→ **The task**: Search the records below for the word "Estación". Pull out each line that has it.

-- start of Records shown --

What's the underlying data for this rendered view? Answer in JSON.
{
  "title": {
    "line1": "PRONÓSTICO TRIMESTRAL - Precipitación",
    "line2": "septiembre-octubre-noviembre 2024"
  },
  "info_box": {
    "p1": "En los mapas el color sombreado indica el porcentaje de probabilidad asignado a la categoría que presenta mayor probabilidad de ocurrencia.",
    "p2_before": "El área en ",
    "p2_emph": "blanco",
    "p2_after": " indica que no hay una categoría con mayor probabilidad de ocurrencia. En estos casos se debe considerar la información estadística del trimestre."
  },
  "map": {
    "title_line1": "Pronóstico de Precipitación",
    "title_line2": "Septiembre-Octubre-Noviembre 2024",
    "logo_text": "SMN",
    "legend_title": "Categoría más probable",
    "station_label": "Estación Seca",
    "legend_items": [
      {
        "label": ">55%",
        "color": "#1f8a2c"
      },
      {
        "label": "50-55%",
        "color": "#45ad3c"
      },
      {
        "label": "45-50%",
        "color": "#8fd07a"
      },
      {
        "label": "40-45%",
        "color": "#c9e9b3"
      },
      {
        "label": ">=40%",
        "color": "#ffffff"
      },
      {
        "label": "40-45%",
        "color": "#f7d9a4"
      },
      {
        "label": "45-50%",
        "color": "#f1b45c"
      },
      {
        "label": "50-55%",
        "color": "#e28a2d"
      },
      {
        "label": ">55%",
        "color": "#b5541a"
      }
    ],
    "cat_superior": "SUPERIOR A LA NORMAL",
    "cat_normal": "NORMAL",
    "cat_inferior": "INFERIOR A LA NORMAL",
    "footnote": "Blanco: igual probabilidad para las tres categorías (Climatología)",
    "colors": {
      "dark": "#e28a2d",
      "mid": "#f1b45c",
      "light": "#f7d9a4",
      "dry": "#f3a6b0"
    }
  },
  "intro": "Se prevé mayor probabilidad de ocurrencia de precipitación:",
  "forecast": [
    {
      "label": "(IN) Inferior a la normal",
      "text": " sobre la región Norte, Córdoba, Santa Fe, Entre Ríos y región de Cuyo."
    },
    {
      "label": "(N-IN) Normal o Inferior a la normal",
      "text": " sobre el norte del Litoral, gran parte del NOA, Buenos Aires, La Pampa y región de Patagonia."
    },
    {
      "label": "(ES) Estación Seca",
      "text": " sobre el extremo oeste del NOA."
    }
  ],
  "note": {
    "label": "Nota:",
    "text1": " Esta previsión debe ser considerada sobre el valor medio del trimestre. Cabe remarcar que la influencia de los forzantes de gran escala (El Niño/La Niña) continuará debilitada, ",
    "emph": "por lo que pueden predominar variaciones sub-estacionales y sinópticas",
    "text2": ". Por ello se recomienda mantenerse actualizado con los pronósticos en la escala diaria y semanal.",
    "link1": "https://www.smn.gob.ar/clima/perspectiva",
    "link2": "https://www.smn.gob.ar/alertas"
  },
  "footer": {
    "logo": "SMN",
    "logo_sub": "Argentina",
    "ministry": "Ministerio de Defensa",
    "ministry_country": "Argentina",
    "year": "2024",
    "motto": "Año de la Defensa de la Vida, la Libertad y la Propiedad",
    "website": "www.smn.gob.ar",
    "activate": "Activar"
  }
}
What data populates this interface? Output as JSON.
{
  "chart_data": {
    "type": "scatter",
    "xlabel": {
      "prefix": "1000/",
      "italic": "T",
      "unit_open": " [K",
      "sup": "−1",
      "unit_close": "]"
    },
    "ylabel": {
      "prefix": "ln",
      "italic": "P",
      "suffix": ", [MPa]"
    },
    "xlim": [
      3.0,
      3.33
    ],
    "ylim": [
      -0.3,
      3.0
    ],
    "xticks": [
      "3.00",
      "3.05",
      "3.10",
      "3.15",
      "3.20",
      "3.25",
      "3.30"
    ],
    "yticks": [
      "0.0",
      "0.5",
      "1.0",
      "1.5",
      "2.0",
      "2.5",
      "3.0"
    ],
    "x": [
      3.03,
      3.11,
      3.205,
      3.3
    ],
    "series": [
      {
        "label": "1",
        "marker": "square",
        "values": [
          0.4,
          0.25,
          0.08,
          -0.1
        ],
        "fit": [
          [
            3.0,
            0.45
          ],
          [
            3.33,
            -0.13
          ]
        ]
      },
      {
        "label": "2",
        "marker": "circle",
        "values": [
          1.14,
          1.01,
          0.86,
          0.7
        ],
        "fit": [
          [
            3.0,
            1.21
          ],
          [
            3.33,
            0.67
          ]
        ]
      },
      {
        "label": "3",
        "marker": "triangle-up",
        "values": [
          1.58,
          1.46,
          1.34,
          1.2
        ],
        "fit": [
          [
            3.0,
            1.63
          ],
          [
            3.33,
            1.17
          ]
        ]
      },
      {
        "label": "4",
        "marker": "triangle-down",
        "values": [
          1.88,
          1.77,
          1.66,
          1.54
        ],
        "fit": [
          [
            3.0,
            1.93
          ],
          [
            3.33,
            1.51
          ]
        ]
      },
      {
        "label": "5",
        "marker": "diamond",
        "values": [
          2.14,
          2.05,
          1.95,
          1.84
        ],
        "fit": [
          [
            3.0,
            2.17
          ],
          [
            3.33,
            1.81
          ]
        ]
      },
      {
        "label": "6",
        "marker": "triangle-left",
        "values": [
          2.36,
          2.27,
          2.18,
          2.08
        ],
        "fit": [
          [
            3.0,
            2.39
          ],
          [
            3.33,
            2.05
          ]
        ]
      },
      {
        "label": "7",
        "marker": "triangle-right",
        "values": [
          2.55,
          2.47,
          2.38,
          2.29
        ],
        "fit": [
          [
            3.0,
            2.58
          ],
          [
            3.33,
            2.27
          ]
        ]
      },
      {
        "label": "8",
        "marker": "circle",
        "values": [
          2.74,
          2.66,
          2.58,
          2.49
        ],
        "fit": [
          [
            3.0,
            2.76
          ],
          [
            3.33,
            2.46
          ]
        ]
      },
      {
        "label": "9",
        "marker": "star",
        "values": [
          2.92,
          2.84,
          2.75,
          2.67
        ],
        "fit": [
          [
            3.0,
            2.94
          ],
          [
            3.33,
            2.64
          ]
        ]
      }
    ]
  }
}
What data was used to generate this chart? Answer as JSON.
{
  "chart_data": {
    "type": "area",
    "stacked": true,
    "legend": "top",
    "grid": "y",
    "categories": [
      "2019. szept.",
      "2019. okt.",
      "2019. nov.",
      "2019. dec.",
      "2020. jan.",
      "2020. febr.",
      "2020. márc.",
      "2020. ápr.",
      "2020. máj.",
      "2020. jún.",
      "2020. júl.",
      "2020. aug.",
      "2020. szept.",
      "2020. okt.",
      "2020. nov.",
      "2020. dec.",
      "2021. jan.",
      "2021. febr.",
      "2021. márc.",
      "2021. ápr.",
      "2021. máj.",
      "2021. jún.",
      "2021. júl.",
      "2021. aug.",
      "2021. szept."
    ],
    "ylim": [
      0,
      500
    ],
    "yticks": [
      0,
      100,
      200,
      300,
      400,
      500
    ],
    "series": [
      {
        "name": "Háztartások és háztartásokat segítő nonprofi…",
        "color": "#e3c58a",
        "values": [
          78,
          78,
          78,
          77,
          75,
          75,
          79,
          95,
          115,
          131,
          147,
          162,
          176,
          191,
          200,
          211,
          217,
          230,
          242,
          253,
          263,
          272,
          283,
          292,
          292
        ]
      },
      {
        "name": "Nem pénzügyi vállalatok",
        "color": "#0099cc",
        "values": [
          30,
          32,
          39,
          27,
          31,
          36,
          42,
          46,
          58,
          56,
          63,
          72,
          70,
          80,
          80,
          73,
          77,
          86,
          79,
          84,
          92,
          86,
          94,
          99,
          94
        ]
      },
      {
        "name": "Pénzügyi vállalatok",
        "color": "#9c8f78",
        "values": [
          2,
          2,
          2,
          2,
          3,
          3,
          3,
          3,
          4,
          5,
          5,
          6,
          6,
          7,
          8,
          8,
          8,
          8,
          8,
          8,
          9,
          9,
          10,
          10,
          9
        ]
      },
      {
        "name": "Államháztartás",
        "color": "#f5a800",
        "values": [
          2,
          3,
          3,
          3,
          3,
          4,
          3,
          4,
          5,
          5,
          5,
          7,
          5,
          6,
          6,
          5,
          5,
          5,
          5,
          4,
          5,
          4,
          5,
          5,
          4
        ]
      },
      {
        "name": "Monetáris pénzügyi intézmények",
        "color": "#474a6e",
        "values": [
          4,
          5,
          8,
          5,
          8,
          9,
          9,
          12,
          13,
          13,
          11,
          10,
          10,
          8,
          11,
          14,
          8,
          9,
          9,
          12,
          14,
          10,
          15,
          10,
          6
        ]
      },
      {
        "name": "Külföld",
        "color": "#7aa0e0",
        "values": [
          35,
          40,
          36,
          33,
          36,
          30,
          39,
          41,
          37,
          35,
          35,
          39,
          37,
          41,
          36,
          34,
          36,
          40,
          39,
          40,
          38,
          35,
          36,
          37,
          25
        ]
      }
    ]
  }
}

-- end of Records shown --

→ **Full answer**:
    "station_label": "Estación Seca",
      "label": "(ES) Estación Seca",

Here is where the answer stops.